• [Goal of the exercise]: Among the entries, which lines carry the string "University"? Copy each of them.

Dataset items
- - -
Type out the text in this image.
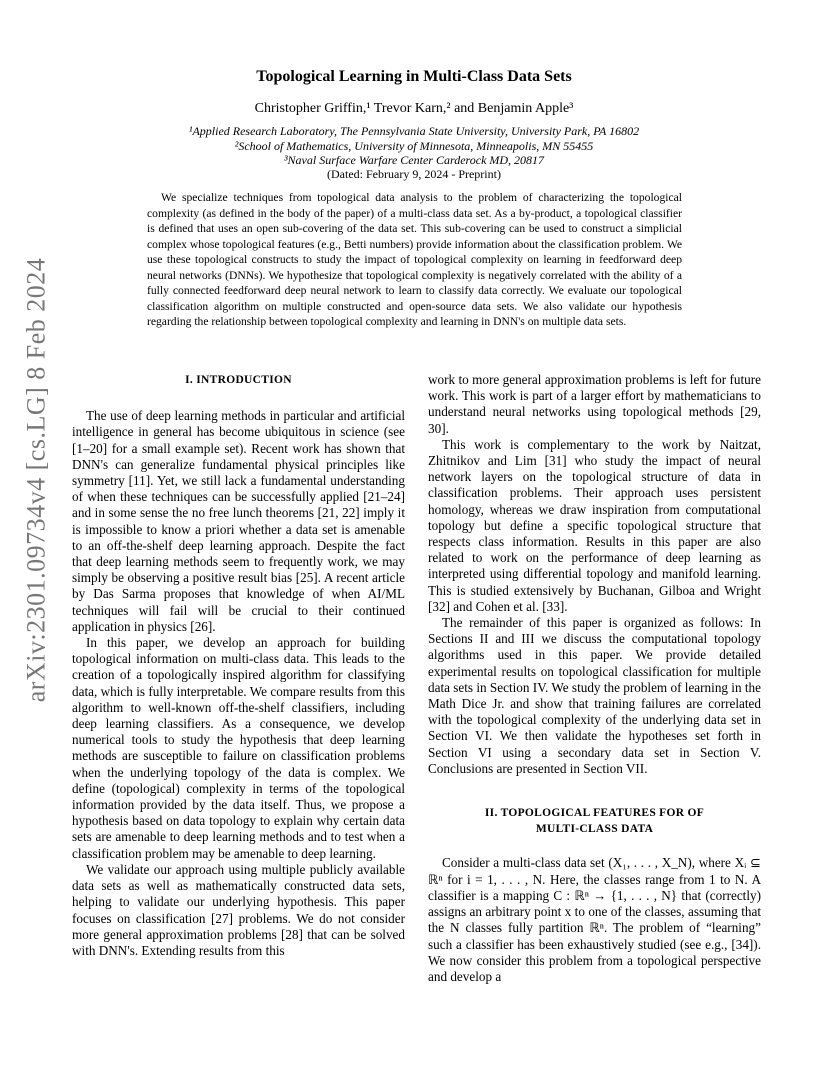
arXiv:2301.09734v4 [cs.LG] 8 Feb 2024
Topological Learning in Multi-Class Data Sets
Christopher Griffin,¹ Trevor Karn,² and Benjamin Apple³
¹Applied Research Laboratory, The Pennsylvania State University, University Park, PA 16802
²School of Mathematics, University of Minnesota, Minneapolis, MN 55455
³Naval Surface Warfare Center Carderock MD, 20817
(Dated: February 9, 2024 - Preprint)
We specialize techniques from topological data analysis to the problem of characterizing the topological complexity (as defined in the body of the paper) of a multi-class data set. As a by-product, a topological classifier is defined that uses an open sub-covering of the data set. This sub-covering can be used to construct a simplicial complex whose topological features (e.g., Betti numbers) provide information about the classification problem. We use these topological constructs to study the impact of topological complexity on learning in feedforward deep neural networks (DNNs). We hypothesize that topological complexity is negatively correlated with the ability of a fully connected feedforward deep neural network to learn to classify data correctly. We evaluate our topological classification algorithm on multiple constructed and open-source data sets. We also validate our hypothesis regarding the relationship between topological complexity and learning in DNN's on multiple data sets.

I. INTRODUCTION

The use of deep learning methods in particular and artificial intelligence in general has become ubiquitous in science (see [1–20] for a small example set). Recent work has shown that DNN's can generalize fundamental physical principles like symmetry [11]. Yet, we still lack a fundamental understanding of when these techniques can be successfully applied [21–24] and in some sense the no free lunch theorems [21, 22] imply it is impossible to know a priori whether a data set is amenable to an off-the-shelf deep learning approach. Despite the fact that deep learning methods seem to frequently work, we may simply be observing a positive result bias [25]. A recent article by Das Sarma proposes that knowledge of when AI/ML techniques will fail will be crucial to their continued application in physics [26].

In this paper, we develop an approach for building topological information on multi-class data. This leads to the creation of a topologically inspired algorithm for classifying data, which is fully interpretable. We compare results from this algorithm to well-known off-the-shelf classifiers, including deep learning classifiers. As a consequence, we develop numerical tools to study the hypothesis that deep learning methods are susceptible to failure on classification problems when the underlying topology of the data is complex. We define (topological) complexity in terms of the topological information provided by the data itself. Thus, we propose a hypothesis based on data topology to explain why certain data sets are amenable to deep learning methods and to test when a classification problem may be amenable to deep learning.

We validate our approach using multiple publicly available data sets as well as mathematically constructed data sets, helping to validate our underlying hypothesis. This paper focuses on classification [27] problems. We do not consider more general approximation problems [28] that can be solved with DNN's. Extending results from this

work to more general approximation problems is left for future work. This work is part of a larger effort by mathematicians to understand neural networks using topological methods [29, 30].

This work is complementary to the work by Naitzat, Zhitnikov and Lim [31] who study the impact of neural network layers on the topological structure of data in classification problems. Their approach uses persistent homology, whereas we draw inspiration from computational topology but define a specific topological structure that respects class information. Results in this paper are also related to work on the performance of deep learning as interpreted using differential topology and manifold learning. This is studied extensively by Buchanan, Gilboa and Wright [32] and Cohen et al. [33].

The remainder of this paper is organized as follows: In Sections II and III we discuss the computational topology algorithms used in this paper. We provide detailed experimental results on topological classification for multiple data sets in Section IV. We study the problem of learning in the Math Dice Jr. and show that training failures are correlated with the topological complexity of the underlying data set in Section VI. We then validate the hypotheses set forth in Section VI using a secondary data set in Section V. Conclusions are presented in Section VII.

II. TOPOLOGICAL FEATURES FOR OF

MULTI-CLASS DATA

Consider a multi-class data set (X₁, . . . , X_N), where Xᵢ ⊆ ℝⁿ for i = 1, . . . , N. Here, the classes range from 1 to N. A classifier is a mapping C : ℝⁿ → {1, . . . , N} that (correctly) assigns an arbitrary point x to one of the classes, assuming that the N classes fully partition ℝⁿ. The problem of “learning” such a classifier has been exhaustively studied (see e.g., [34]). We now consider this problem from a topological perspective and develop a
- - -
• [The completed task]:
¹Applied Research Laboratory, The Pennsylvania State University, University Park, PA 16802
²School of Mathematics, University of Minnesota, Minneapolis, MN 55455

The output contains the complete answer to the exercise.